- Task goal: Transcribe the material in full, exactly as written.

- Material for this task:

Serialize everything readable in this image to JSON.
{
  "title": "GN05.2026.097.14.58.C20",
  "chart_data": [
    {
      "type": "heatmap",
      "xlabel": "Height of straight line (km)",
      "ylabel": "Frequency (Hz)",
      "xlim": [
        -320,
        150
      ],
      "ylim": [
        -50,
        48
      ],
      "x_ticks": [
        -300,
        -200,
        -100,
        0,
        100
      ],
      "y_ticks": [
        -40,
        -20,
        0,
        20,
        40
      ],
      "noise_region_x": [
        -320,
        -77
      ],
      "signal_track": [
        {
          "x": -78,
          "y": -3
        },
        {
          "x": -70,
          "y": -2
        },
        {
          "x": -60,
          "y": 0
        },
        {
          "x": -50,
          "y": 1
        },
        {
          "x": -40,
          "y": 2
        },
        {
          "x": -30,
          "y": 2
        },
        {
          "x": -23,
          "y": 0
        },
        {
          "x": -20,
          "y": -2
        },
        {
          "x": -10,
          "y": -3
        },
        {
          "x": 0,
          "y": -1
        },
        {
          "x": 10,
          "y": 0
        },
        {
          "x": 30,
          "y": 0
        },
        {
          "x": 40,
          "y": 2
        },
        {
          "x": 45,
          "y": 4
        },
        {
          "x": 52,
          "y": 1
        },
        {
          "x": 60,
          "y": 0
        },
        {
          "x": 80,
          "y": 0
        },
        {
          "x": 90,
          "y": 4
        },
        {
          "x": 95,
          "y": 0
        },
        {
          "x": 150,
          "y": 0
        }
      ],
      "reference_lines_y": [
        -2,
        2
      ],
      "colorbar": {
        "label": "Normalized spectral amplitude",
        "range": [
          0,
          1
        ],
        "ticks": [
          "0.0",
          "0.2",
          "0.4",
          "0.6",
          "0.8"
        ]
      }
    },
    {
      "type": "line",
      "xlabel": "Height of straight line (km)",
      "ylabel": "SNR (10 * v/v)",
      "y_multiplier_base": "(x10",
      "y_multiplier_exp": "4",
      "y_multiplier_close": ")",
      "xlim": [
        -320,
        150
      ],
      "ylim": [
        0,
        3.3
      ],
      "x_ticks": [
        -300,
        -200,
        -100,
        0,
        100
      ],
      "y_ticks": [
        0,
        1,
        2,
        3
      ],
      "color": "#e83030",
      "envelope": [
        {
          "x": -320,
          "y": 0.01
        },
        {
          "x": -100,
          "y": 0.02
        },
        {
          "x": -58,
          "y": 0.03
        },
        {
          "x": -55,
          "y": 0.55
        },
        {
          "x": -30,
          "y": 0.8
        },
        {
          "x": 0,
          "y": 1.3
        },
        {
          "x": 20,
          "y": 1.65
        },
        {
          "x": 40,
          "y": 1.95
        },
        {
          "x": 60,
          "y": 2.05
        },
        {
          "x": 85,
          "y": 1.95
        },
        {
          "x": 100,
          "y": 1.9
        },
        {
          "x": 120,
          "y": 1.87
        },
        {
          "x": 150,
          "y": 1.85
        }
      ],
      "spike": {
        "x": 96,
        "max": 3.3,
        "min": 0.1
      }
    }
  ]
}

- Result of this task:
Serialize everything readable in this image to JSON.
{
  "title": "GN05.2026.097.14.58.C20",
  "chart_data": [
    {
      "type": "heatmap",
      "xlabel": "Height of straight line (km)",
      "ylabel": "Frequency (Hz)",
      "xlim": [
        -320,
        150
      ],
      "ylim": [
        -50,
        48
      ],
      "x_ticks": [
        -300,
        -200,
        -100,
        0,
        100
      ],
      "y_ticks": [
        -40,
        -20,
        0,
        20,
        40
      ],
      "noise_region_x": [
        -320,
        -77
      ],
      "signal_track": [
        {
          "x": -78,
          "y": -3
        },
        {
          "x": -70,
          "y": -2
        },
        {
          "x": -60,
          "y": 0
        },
        {
          "x": -50,
          "y": 1
        },
        {
          "x": -40,
          "y": 2
        },
        {
          "x": -30,
          "y": 2
        },
        {
          "x": -23,
          "y": 0
        },
        {
          "x": -20,
          "y": -2
        },
        {
          "x": -10,
          "y": -3
        },
        {
          "x": 0,
          "y": -1
        },
        {
          "x": 10,
          "y": 0
        },
        {
          "x": 30,
          "y": 0
        },
        {
          "x": 40,
          "y": 2
        },
        {
          "x": 45,
          "y": 4
        },
        {
          "x": 52,
          "y": 1
        },
        {
          "x": 60,
          "y": 0
        },
        {
          "x": 80,
          "y": 0
        },
        {
          "x": 90,
          "y": 4
        },
        {
          "x": 95,
          "y": 0
        },
        {
          "x": 150,
          "y": 0
        }
      ],
      "reference_lines_y": [
        -2,
        2
      ],
      "colorbar": {
        "label": "Normalized spectral amplitude",
        "range": [
          0,
          1
        ],
        "ticks": [
          "0.0",
          "0.2",
          "0.4",
          "0.6",
          "0.8"
        ]
      }
    },
    {
      "type": "line",
      "xlabel": "Height of straight line (km)",
      "ylabel": "SNR (10 * v/v)",
      "y_multiplier_base": "(x10",
      "y_multiplier_exp": "4",
      "y_multiplier_close": ")",
      "xlim": [
        -320,
        150
      ],
      "ylim": [
        0,
        3.3
      ],
      "x_ticks": [
        -300,
        -200,
        -100,
        0,
        100
      ],
      "y_ticks": [
        0,
        1,
        2,
        3
      ],
      "color": "#e83030",
      "envelope": [
        {
          "x": -320,
          "y": 0.01
        },
        {
          "x": -100,
          "y": 0.02
        },
        {
          "x": -58,
          "y": 0.03
        },
        {
          "x": -55,
          "y": 0.55
        },
        {
          "x": -30,
          "y": 0.8
        },
        {
          "x": 0,
          "y": 1.3
        },
        {
          "x": 20,
          "y": 1.65
        },
        {
          "x": 40,
          "y": 1.95
        },
        {
          "x": 60,
          "y": 2.05
        },
        {
          "x": 85,
          "y": 1.95
        },
        {
          "x": 100,
          "y": 1.9
        },
        {
          "x": 120,
          "y": 1.87
        },
        {
          "x": 150,
          "y": 1.85
        }
      ],
      "spike": {
        "x": 96,
        "max": 3.3,
        "min": 0.1
      }
    }
  ]
}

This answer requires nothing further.